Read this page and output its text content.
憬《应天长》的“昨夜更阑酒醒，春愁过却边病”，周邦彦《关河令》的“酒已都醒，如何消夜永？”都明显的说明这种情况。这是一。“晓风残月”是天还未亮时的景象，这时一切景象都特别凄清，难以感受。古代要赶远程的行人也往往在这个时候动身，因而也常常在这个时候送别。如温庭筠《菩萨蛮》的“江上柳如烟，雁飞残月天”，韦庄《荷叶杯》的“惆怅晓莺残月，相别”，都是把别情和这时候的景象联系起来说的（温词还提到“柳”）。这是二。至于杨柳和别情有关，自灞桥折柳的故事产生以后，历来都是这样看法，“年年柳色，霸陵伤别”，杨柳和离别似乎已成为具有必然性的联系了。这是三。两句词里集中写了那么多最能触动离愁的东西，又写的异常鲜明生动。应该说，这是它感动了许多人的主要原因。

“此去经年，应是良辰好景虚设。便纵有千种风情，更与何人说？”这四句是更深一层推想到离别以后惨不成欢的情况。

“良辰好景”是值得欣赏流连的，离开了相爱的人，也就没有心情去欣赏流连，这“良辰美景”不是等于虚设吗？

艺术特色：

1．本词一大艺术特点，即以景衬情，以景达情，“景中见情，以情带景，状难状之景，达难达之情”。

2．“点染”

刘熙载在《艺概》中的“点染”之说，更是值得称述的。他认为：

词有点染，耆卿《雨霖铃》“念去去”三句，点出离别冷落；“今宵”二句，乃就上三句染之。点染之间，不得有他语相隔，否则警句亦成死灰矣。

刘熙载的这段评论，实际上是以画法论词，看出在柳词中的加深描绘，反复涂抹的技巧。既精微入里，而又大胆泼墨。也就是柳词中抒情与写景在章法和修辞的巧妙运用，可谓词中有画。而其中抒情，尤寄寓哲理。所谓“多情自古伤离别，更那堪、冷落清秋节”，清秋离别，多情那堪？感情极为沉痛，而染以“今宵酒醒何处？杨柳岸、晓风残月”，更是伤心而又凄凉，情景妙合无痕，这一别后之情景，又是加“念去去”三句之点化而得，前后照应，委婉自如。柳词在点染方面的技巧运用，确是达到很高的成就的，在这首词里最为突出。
* * *
*STATED GOAL*: Quote all of the entries verbatim.

*RESPONSE TO THE EXERCISE*:
Read this page and output its text content.
憬《应天长》的“昨夜更阑酒醒，春愁过却边病”，周邦彦《关河令》的“酒已都醒，如何消夜永？”都明显的说明这种情况。这是一。“晓风残月”是天还未亮时的景象，这时一切景象都特别凄清，难以感受。古代要赶远程的行人也往往在这个时候动身，因而也常常在这个时候送别。如温庭筠《菩萨蛮》的“江上柳如烟，雁飞残月天”，韦庄《荷叶杯》的“惆怅晓莺残月，相别”，都是把别情和这时候的景象联系起来说的（温词还提到“柳”）。这是二。至于杨柳和别情有关，自灞桥折柳的故事产生以后，历来都是这样看法，“年年柳色，霸陵伤别”，杨柳和离别似乎已成为具有必然性的联系了。这是三。两句词里集中写了那么多最能触动离愁的东西，又写的异常鲜明生动。应该说，这是它感动了许多人的主要原因。

“此去经年，应是良辰好景虚设。便纵有千种风情，更与何人说？”这四句是更深一层推想到离别以后惨不成欢的情况。

“良辰好景”是值得欣赏流连的，离开了相爱的人，也就没有心情去欣赏流连，这“良辰美景”不是等于虚设吗？

艺术特色：

1．本词一大艺术特点，即以景衬情，以景达情，“景中见情，以情带景，状难状之景，达难达之情”。

2．“点染”

刘熙载在《艺概》中的“点染”之说，更是值得称述的。他认为：

词有点染，耆卿《雨霖铃》“念去去”三句，点出离别冷落；“今宵”二句，乃就上三句染之。点染之间，不得有他语相隔，否则警句亦成死灰矣。

刘熙载的这段评论，实际上是以画法论词，看出在柳词中的加深描绘，反复涂抹的技巧。既精微入里，而又大胆泼墨。也就是柳词中抒情与写景在章法和修辞的巧妙运用，可谓词中有画。而其中抒情，尤寄寓哲理。所谓“多情自古伤离别，更那堪、冷落清秋节”，清秋离别，多情那堪？感情极为沉痛，而染以“今宵酒醒何处？杨柳岸、晓风残月”，更是伤心而又凄凉，情景妙合无痕，这一别后之情景，又是加“念去去”三句之点化而得，前后照应，委婉自如。柳词在点染方面的技巧运用，确是达到很高的成就的，在这首词里最为突出。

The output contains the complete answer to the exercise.